— start of RECORD EXTRACTS —

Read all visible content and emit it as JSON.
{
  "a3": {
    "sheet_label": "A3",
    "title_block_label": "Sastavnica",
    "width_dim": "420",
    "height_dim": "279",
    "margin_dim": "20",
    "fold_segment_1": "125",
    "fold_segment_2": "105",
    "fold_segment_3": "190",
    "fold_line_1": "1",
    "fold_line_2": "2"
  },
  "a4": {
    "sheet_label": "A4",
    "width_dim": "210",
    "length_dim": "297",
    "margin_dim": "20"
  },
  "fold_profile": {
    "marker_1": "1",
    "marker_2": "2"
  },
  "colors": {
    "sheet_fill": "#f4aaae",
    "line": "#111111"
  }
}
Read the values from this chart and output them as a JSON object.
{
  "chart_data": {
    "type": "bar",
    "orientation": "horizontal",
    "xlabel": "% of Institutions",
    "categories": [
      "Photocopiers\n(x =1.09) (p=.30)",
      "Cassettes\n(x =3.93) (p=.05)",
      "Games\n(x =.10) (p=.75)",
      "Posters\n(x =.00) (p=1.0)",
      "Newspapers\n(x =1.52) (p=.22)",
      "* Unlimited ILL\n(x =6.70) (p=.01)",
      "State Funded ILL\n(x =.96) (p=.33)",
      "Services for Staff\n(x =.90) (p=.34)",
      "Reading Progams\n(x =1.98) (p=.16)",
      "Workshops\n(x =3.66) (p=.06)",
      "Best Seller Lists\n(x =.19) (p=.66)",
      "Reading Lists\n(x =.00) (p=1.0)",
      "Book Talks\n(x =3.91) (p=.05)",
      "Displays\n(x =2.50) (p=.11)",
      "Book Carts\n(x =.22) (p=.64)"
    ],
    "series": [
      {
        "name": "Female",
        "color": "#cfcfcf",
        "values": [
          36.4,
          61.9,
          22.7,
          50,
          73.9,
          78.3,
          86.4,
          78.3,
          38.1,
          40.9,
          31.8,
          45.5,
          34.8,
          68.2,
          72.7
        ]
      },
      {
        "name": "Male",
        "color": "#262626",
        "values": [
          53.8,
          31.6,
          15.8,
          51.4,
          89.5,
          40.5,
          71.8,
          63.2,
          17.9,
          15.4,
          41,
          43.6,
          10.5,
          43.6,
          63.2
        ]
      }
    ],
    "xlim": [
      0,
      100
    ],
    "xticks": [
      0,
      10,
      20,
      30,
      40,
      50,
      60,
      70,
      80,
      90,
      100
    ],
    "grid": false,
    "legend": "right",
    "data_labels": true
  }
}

— end of RECORD EXTRACTS —

*SET PROBLEM*.
Write the data back out verbatim.

*WRITTEN RESPONSE*.
Read all visible content and emit it as JSON.
{
  "a3": {
    "sheet_label": "A3",
    "title_block_label": "Sastavnica",
    "width_dim": "420",
    "height_dim": "279",
    "margin_dim": "20",
    "fold_segment_1": "125",
    "fold_segment_2": "105",
    "fold_segment_3": "190",
    "fold_line_1": "1",
    "fold_line_2": "2"
  },
  "a4": {
    "sheet_label": "A4",
    "width_dim": "210",
    "length_dim": "297",
    "margin_dim": "20"
  },
  "fold_profile": {
    "marker_1": "1",
    "marker_2": "2"
  },
  "colors": {
    "sheet_fill": "#f4aaae",
    "line": "#111111"
  }
}
Read the values from this chart and output them as a JSON object.
{
  "chart_data": {
    "type": "bar",
    "orientation": "horizontal",
    "xlabel": "% of Institutions",
    "categories": [
      "Photocopiers\n(x =1.09) (p=.30)",
      "Cassettes\n(x =3.93) (p=.05)",
      "Games\n(x =.10) (p=.75)",
      "Posters\n(x =.00) (p=1.0)",
      "Newspapers\n(x =1.52) (p=.22)",
      "* Unlimited ILL\n(x =6.70) (p=.01)",
      "State Funded ILL\n(x =.96) (p=.33)",
      "Services for Staff\n(x =.90) (p=.34)",
      "Reading Progams\n(x =1.98) (p=.16)",
      "Workshops\n(x =3.66) (p=.06)",
      "Best Seller Lists\n(x =.19) (p=.66)",
      "Reading Lists\n(x =.00) (p=1.0)",
      "Book Talks\n(x =3.91) (p=.05)",
      "Displays\n(x =2.50) (p=.11)",
      "Book Carts\n(x =.22) (p=.64)"
    ],
    "series": [
      {
        "name": "Female",
        "color": "#cfcfcf",
        "values": [
          36.4,
          61.9,
          22.7,
          50,
          73.9,
          78.3,
          86.4,
          78.3,
          38.1,
          40.9,
          31.8,
          45.5,
          34.8,
          68.2,
          72.7
        ]
      },
      {
        "name": "Male",
        "color": "#262626",
        "values": [
          53.8,
          31.6,
          15.8,
          51.4,
          89.5,
          40.5,
          71.8,
          63.2,
          17.9,
          15.4,
          41,
          43.6,
          10.5,
          43.6,
          63.2
        ]
      }
    ],
    "xlim": [
      0,
      100
    ],
    "xticks": [
      0,
      10,
      20,
      30,
      40,
      50,
      60,
      70,
      80,
      90,
      100
    ],
    "grid": false,
    "legend": "right",
    "data_labels": true
  }
}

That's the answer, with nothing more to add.